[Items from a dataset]
☆ ☆ ☆ ☆ ☆ ☆ ☆
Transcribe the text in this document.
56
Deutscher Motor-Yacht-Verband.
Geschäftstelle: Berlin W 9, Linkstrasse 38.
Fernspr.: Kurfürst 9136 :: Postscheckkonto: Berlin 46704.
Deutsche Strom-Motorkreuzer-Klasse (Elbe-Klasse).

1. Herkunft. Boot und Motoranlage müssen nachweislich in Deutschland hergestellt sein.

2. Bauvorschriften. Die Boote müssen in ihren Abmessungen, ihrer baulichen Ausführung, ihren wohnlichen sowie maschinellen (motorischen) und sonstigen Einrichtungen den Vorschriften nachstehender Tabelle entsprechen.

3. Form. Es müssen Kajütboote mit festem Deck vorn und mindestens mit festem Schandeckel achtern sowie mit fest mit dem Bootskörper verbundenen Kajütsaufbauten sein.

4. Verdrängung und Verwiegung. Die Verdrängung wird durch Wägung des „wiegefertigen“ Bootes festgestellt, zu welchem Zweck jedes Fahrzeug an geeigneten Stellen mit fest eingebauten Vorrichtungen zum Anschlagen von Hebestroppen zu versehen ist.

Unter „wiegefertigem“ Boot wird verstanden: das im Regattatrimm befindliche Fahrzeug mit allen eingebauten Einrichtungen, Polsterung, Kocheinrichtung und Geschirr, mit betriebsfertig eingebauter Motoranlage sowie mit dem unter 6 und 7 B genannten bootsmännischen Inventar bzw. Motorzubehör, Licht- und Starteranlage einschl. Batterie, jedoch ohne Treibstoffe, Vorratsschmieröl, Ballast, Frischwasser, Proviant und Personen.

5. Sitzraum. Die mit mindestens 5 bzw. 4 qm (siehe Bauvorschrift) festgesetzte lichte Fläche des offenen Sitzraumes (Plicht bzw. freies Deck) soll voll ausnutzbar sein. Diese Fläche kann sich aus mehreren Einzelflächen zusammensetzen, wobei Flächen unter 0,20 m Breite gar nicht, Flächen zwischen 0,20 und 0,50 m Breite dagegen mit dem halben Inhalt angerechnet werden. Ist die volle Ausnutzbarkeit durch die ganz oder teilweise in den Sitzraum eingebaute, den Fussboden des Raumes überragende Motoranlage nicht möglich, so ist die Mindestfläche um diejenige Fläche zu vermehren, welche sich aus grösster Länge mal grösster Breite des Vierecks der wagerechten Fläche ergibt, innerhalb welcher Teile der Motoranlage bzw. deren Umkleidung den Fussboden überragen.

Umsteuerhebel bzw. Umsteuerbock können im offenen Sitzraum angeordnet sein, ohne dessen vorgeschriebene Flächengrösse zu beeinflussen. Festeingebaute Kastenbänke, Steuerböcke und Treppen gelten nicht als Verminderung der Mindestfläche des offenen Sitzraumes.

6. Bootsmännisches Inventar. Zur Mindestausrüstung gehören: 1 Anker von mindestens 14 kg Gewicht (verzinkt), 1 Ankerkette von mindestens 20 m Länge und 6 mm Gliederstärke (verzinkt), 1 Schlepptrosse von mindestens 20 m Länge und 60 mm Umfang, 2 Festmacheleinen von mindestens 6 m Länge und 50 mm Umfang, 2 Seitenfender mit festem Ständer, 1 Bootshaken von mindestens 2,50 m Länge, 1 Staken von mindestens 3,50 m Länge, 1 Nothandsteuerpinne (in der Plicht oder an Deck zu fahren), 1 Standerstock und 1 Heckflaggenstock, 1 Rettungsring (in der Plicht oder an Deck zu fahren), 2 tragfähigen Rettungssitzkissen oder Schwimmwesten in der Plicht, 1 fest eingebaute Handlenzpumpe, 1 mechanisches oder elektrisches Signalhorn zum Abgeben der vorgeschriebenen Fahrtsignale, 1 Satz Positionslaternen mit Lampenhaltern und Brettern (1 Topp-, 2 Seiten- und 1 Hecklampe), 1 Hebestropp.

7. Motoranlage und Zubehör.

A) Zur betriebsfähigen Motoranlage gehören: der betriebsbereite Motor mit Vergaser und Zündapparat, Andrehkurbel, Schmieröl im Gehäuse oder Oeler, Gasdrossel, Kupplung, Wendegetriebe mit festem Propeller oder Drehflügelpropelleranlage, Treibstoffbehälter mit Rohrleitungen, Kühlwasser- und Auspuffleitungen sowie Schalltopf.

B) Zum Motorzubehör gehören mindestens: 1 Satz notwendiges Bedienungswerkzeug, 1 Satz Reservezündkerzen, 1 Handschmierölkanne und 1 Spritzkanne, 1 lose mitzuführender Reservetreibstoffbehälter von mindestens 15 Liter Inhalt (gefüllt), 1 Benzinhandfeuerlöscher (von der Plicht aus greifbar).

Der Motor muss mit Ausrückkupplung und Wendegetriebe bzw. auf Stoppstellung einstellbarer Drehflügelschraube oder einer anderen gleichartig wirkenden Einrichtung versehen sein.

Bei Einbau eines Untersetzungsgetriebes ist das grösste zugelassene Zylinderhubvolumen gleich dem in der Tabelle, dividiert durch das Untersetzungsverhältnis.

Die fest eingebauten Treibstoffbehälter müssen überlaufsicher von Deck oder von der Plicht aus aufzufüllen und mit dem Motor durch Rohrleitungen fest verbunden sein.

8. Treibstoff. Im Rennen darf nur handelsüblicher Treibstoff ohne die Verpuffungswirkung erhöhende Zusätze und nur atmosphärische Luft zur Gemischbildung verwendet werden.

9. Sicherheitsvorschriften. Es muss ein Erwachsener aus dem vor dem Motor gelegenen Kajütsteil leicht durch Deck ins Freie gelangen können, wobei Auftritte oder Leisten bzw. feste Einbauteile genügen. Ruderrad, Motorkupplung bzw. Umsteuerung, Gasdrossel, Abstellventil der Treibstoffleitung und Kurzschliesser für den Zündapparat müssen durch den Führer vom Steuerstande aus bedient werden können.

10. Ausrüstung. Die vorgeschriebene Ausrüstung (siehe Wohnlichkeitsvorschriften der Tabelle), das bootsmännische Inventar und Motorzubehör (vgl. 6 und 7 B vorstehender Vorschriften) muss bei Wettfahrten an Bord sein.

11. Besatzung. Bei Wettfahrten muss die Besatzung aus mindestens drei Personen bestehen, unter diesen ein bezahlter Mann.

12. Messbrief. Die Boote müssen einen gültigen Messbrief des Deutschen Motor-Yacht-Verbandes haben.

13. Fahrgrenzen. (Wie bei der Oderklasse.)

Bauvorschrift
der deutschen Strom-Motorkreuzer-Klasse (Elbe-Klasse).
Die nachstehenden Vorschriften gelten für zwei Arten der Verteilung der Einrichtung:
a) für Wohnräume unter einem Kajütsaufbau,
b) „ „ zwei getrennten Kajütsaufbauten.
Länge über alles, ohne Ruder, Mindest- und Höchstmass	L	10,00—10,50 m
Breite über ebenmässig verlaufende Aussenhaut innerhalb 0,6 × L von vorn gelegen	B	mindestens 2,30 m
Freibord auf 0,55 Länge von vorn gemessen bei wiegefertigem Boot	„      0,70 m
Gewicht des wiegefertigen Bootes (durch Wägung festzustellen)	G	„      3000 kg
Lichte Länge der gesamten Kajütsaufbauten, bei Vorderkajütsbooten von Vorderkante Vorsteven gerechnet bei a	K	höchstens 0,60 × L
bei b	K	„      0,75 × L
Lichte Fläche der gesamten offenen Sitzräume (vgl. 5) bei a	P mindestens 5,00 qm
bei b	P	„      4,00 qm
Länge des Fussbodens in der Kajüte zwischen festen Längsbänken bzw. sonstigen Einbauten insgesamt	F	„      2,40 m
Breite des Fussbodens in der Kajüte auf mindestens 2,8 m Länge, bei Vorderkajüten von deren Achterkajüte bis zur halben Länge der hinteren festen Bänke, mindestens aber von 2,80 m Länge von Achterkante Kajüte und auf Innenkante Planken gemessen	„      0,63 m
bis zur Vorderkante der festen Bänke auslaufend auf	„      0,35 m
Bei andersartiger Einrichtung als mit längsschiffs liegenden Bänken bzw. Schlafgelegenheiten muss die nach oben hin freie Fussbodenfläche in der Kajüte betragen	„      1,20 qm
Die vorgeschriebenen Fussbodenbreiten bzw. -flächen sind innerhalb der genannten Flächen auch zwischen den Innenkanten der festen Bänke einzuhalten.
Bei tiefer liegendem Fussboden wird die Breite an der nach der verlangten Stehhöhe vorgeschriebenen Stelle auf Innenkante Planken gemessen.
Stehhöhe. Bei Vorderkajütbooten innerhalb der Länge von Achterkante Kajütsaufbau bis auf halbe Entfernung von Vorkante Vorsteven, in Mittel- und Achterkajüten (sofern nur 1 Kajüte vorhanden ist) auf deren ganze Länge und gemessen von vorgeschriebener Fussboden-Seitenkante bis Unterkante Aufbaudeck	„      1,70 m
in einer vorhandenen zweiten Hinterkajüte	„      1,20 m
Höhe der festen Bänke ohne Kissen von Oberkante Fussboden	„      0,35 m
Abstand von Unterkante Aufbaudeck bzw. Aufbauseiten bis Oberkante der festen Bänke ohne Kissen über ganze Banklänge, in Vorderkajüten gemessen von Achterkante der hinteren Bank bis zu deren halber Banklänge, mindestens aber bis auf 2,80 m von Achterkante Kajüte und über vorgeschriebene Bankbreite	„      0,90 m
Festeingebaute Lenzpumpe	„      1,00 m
☆ ☆ ☆ ☆ ☆ ☆ ☆
Give the number of lines in the records that contain the string "Festeingebaute", with no other output.

◆ **IN RESPONSE**: 2